Reproduce the entire listing word for word.

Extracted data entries
□ □ □ □

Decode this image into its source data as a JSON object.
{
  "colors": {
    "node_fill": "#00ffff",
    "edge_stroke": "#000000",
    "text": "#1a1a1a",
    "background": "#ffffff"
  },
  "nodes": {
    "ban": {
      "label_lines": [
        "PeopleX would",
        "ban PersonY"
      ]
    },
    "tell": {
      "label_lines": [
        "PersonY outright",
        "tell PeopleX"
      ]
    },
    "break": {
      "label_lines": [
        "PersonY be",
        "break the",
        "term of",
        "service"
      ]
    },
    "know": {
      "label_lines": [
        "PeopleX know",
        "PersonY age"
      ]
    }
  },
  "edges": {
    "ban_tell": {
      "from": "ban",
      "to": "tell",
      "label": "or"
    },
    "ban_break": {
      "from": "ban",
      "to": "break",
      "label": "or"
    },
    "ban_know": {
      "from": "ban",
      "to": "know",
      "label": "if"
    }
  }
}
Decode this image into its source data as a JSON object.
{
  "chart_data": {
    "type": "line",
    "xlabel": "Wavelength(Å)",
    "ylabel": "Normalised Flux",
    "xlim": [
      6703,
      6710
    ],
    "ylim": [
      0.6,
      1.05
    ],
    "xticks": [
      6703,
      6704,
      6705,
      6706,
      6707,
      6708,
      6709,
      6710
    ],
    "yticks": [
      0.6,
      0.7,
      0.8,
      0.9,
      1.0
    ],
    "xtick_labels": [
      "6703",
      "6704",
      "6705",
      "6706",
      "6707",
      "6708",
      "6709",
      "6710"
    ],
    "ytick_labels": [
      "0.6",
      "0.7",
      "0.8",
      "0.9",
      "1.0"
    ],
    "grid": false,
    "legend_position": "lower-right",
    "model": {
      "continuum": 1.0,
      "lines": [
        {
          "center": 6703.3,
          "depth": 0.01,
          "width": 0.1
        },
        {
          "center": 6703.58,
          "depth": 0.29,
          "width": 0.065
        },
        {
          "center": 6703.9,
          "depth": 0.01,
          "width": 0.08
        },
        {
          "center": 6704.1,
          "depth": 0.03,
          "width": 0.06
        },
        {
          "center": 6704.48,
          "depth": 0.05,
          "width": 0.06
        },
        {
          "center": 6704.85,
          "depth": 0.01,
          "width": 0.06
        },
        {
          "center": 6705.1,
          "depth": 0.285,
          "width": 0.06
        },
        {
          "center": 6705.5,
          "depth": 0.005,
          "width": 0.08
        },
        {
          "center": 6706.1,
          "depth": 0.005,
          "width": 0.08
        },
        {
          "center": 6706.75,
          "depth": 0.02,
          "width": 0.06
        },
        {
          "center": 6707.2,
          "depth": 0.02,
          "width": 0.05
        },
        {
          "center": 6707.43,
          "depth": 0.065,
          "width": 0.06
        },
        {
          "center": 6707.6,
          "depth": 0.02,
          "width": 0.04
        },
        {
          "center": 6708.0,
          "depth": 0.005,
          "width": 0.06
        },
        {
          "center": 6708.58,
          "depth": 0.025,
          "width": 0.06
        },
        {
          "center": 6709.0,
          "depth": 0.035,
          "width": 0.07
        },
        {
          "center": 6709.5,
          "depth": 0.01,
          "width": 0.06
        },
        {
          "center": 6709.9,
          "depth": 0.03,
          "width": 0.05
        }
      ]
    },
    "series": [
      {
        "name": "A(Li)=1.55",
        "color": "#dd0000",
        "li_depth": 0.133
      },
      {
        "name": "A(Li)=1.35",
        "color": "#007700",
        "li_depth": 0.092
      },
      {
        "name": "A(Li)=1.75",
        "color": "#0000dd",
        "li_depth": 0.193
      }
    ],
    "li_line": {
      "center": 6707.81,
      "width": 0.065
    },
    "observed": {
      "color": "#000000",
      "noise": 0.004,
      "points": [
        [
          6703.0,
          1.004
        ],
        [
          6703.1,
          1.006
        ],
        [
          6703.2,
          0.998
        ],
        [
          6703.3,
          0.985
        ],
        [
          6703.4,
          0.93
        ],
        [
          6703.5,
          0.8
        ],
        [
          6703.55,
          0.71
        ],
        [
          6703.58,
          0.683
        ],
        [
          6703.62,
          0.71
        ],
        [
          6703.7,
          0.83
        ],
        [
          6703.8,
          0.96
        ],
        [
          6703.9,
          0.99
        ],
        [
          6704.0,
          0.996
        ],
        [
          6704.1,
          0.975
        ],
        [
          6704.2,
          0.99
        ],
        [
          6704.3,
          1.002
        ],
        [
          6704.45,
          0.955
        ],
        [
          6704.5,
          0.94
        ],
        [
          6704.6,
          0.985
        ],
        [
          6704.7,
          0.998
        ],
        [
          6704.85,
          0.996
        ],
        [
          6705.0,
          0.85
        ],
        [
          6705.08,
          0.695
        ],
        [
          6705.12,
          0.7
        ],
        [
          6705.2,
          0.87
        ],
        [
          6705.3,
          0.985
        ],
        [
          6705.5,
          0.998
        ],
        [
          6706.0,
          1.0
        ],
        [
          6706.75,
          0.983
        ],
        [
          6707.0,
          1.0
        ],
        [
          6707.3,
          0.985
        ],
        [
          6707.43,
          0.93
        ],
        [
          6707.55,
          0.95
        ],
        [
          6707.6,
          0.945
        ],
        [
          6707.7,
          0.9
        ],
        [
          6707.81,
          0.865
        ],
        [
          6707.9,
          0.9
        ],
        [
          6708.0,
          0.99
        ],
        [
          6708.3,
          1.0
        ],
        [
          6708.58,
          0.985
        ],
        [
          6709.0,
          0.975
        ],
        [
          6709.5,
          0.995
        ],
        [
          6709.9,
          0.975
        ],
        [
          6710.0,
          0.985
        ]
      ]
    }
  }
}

□ □ □ □

● SOLUTION TO THIS EXERCISE:
Decode this image into its source data as a JSON object.
{
  "colors": {
    "node_fill": "#00ffff",
    "edge_stroke": "#000000",
    "text": "#1a1a1a",
    "background": "#ffffff"
  },
  "nodes": {
    "ban": {
      "label_lines": [
        "PeopleX would",
        "ban PersonY"
      ]
    },
    "tell": {
      "label_lines": [
        "PersonY outright",
        "tell PeopleX"
      ]
    },
    "break": {
      "label_lines": [
        "PersonY be",
        "break the",
        "term of",
        "service"
      ]
    },
    "know": {
      "label_lines": [
        "PeopleX know",
        "PersonY age"
      ]
    }
  },
  "edges": {
    "ban_tell": {
      "from": "ban",
      "to": "tell",
      "label": "or"
    },
    "ban_break": {
      "from": "ban",
      "to": "break",
      "label": "or"
    },
    "ban_know": {
      "from": "ban",
      "to": "know",
      "label": "if"
    }
  }
}
Decode this image into its source data as a JSON object.
{
  "chart_data": {
    "type": "line",
    "xlabel": "Wavelength(Å)",
    "ylabel": "Normalised Flux",
    "xlim": [
      6703,
      6710
    ],
    "ylim": [
      0.6,
      1.05
    ],
    "xticks": [
      6703,
      6704,
      6705,
      6706,
      6707,
      6708,
      6709,
      6710
    ],
    "yticks": [
      0.6,
      0.7,
      0.8,
      0.9,
      1.0
    ],
    "xtick_labels": [
      "6703",
      "6704",
      "6705",
      "6706",
      "6707",
      "6708",
      "6709",
      "6710"
    ],
    "ytick_labels": [
      "0.6",
      "0.7",
      "0.8",
      "0.9",
      "1.0"
    ],
    "grid": false,
    "legend_position": "lower-right",
    "model": {
      "continuum": 1.0,
      "lines": [
        {
          "center": 6703.3,
          "depth": 0.01,
          "width": 0.1
        },
        {
          "center": 6703.58,
          "depth": 0.29,
          "width": 0.065
        },
        {
          "center": 6703.9,
          "depth": 0.01,
          "width": 0.08
        },
        {
          "center": 6704.1,
          "depth": 0.03,
          "width": 0.06
        },
        {
          "center": 6704.48,
          "depth": 0.05,
          "width": 0.06
        },
        {
          "center": 6704.85,
          "depth": 0.01,
          "width": 0.06
        },
        {
          "center": 6705.1,
          "depth": 0.285,
          "width": 0.06
        },
        {
          "center": 6705.5,
          "depth": 0.005,
          "width": 0.08
        },
        {
          "center": 6706.1,
          "depth": 0.005,
          "width": 0.08
        },
        {
          "center": 6706.75,
          "depth": 0.02,
          "width": 0.06
        },
        {
          "center": 6707.2,
          "depth": 0.02,
          "width": 0.05
        },
        {
          "center": 6707.43,
          "depth": 0.065,
          "width": 0.06
        },
        {
          "center": 6707.6,
          "depth": 0.02,
          "width": 0.04
        },
        {
          "center": 6708.0,
          "depth": 0.005,
          "width": 0.06
        },
        {
          "center": 6708.58,
          "depth": 0.025,
          "width": 0.06
        },
        {
          "center": 6709.0,
          "depth": 0.035,
          "width": 0.07
        },
        {
          "center": 6709.5,
          "depth": 0.01,
          "width": 0.06
        },
        {
          "center": 6709.9,
          "depth": 0.03,
          "width": 0.05
        }
      ]
    },
    "series": [
      {
        "name": "A(Li)=1.55",
        "color": "#dd0000",
        "li_depth": 0.133
      },
      {
        "name": "A(Li)=1.35",
        "color": "#007700",
        "li_depth": 0.092
      },
      {
        "name": "A(Li)=1.75",
        "color": "#0000dd",
        "li_depth": 0.193
      }
    ],
    "li_line": {
      "center": 6707.81,
      "width": 0.065
    },
    "observed": {
      "color": "#000000",
      "noise": 0.004,
      "points": [
        [
          6703.0,
          1.004
        ],
        [
          6703.1,
          1.006
        ],
        [
          6703.2,
          0.998
        ],
        [
          6703.3,
          0.985
        ],
        [
          6703.4,
          0.93
        ],
        [
          6703.5,
          0.8
        ],
        [
          6703.55,
          0.71
        ],
        [
          6703.58,
          0.683
        ],
        [
          6703.62,
          0.71
        ],
        [
          6703.7,
          0.83
        ],
        [
          6703.8,
          0.96
        ],
        [
          6703.9,
          0.99
        ],
        [
          6704.0,
          0.996
        ],
        [
          6704.1,
          0.975
        ],
        [
          6704.2,
          0.99
        ],
        [
          6704.3,
          1.002
        ],
        [
          6704.45,
          0.955
        ],
        [
          6704.5,
          0.94
        ],
        [
          6704.6,
          0.985
        ],
        [
          6704.7,
          0.998
        ],
        [
          6704.85,
          0.996
        ],
        [
          6705.0,
          0.85
        ],
        [
          6705.08,
          0.695
        ],
        [
          6705.12,
          0.7
        ],
        [
          6705.2,
          0.87
        ],
        [
          6705.3,
          0.985
        ],
        [
          6705.5,
          0.998
        ],
        [
          6706.0,
          1.0
        ],
        [
          6706.75,
          0.983
        ],
        [
          6707.0,
          1.0
        ],
        [
          6707.3,
          0.985
        ],
        [
          6707.43,
          0.93
        ],
        [
          6707.55,
          0.95
        ],
        [
          6707.6,
          0.945
        ],
        [
          6707.7,
          0.9
        ],
        [
          6707.81,
          0.865
        ],
        [
          6707.9,
          0.9
        ],
        [
          6708.0,
          0.99
        ],
        [
          6708.3,
          1.0
        ],
        [
          6708.58,
          0.985
        ],
        [
          6709.0,
          0.975
        ],
        [
          6709.5,
          0.995
        ],
        [
          6709.9,
          0.975
        ],
        [
          6710.0,
          0.985
        ]
      ]
    }
  }
}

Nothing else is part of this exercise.